***** Data listing
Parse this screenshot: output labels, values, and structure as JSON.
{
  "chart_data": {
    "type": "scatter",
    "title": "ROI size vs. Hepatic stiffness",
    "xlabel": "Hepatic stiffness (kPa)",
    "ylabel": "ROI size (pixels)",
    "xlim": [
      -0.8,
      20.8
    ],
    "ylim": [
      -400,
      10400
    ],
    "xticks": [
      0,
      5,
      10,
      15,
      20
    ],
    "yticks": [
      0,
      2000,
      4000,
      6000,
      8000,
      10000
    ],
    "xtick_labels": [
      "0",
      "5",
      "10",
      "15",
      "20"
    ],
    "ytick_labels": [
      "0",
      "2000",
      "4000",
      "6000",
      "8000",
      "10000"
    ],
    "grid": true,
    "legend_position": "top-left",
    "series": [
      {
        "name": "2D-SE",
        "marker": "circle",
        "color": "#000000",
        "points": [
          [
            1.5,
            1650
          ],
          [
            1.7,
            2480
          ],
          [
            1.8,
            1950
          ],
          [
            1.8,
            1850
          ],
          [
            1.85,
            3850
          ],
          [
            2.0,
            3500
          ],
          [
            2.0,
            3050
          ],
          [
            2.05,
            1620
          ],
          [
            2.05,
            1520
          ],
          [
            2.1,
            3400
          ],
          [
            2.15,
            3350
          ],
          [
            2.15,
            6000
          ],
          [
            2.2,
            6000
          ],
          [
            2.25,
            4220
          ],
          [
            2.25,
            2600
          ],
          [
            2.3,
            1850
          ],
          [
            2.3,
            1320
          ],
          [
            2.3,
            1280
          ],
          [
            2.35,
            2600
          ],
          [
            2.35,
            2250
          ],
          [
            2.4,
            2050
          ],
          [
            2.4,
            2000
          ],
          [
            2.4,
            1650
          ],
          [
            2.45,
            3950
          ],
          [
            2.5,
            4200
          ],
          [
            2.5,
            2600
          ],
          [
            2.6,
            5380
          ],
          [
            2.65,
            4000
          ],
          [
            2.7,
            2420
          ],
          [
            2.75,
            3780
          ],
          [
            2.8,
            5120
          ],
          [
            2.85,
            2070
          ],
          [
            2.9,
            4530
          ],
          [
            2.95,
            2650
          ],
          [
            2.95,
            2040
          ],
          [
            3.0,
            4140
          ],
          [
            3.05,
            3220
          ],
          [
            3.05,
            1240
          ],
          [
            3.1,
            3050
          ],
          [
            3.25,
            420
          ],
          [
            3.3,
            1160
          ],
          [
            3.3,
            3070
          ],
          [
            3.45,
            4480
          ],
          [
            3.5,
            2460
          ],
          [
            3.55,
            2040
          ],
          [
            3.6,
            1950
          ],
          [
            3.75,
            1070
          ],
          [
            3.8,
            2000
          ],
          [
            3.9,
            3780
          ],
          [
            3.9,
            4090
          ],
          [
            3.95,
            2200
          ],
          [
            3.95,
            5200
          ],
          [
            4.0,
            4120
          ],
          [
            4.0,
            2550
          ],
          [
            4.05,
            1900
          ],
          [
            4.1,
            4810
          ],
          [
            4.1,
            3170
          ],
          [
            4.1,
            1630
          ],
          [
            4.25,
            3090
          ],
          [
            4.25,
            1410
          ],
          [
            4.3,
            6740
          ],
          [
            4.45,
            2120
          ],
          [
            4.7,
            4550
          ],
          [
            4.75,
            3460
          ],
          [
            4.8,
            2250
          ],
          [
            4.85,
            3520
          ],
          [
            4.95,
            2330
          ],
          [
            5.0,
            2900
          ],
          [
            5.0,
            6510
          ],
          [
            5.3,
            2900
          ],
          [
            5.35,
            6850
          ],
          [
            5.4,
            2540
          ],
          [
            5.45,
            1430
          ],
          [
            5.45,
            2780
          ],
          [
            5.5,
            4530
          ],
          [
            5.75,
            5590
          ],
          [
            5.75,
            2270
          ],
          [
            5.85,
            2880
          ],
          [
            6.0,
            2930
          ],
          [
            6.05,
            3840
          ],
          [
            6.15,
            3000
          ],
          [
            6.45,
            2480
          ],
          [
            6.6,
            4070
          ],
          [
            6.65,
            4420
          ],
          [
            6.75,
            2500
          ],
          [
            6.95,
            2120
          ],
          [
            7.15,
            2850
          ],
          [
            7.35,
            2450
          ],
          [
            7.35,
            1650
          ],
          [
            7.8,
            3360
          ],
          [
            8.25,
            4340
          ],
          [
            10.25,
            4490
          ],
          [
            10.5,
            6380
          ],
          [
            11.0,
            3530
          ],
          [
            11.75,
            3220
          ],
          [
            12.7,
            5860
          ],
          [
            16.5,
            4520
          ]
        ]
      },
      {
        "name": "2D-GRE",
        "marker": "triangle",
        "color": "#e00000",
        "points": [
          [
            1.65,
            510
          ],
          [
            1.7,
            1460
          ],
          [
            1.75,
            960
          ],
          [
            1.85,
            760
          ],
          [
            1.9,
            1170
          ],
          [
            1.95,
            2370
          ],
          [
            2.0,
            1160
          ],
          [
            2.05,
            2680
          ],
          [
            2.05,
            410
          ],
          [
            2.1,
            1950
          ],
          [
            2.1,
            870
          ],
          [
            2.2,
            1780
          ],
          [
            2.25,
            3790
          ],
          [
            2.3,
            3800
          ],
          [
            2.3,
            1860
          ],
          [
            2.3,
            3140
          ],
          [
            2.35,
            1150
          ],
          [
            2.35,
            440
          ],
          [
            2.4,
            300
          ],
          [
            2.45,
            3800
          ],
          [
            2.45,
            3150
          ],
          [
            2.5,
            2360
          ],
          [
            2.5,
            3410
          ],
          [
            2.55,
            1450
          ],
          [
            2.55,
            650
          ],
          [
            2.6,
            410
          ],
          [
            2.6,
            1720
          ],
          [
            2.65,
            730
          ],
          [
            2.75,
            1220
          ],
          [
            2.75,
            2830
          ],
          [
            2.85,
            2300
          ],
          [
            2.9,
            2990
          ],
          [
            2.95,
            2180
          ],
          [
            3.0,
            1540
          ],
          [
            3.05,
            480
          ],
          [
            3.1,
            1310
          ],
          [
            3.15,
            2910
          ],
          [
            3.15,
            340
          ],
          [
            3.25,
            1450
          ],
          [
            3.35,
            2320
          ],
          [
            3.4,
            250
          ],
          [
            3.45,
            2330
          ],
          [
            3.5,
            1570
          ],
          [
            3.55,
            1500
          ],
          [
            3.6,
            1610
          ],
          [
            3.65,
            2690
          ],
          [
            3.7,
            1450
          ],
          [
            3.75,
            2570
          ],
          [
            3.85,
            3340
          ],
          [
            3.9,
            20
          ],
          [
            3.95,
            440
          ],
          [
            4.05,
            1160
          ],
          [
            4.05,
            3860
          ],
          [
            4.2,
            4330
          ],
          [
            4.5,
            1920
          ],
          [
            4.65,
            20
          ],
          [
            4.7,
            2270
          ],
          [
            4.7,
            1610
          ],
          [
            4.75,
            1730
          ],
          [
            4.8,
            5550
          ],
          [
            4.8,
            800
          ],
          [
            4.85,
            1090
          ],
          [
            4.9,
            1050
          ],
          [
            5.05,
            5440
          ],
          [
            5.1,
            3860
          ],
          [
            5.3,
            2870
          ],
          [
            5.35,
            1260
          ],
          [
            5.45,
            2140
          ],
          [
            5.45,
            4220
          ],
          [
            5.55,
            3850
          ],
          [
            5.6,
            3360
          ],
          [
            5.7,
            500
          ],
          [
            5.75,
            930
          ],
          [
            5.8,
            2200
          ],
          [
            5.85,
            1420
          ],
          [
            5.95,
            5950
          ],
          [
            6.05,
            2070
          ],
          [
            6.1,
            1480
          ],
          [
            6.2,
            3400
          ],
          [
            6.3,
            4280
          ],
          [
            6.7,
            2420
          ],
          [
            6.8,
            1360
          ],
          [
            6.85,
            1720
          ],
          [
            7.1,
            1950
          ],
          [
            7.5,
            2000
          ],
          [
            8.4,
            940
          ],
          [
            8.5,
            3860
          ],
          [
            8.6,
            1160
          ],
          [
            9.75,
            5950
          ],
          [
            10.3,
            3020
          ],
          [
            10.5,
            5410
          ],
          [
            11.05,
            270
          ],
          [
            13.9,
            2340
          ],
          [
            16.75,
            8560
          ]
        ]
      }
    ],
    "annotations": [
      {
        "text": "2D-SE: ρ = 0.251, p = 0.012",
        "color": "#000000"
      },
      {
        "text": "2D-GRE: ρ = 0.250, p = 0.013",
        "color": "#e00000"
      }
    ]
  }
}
**********
**What the task requires**
Copy whichever lines in the listing above contain the word "size".

**Full solution**
    "title": "ROI size vs. Hepatic stiffness",
    "ylabel": "ROI size (pixels)",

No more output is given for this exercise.